◆ Your instructions
Search the records that follow and extract every line containing the string "信任学生".

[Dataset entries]
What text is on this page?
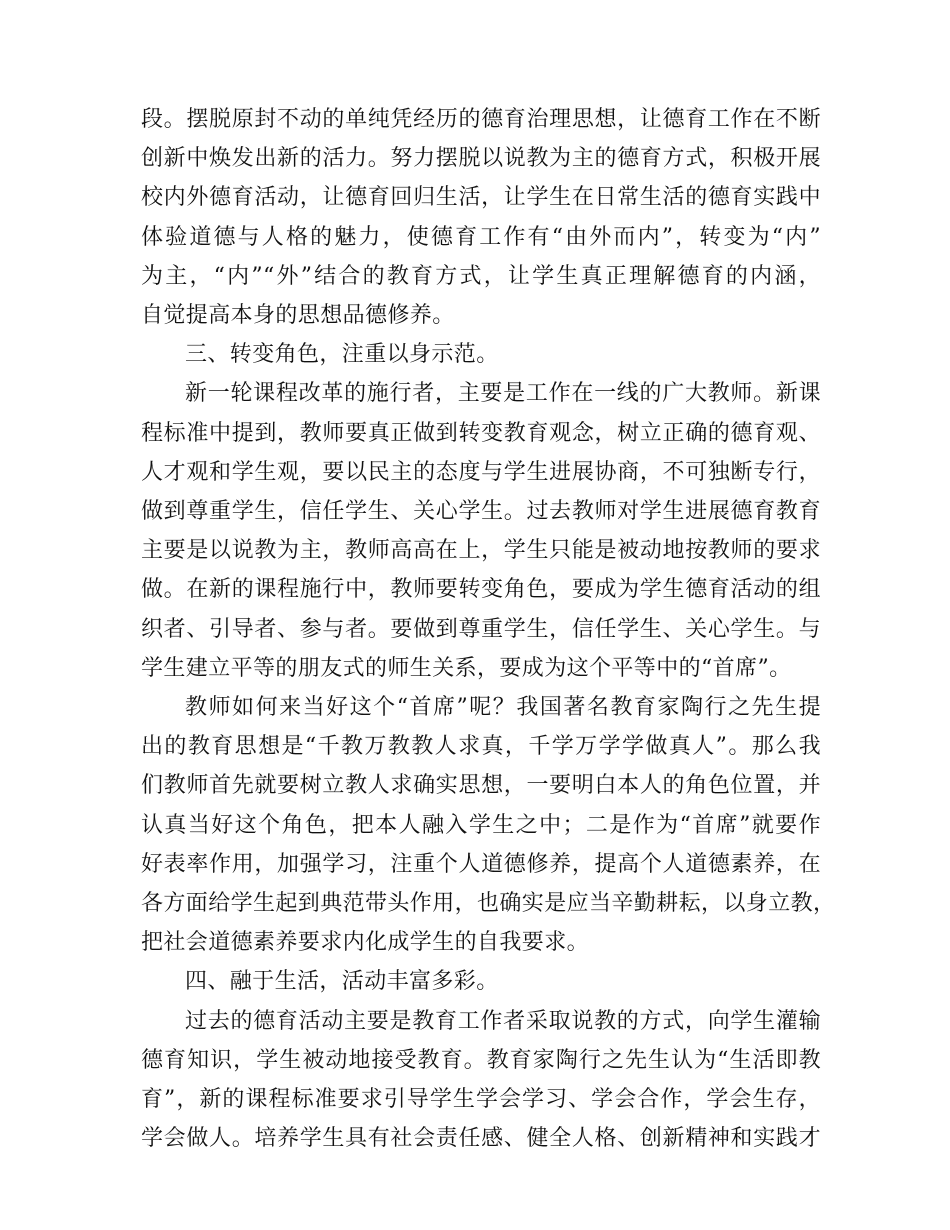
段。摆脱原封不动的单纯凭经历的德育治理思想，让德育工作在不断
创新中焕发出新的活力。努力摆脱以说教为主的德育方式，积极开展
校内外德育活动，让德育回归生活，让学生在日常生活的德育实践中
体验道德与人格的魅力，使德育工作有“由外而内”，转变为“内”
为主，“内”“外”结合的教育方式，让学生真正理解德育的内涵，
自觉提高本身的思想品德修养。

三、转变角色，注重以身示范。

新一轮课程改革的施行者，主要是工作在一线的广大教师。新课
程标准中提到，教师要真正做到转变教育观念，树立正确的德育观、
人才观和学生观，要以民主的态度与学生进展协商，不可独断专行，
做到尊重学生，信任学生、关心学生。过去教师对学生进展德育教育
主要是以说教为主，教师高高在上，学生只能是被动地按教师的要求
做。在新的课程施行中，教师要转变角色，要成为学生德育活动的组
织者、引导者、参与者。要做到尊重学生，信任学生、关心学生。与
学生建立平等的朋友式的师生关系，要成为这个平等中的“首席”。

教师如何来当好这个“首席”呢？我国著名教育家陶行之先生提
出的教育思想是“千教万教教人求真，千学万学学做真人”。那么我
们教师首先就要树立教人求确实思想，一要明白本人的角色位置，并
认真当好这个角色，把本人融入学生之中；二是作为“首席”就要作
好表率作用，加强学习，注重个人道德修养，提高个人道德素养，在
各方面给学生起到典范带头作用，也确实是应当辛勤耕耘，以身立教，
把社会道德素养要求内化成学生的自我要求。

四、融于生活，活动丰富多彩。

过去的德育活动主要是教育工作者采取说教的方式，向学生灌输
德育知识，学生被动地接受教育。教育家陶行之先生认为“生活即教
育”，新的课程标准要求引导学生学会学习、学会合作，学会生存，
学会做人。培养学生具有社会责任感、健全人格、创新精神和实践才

◆ Solved problem
做到尊重学生，信任学生、关心学生。过去教师对学生进展德育教育
织者、引导者、参与者。要做到尊重学生，信任学生、关心学生。与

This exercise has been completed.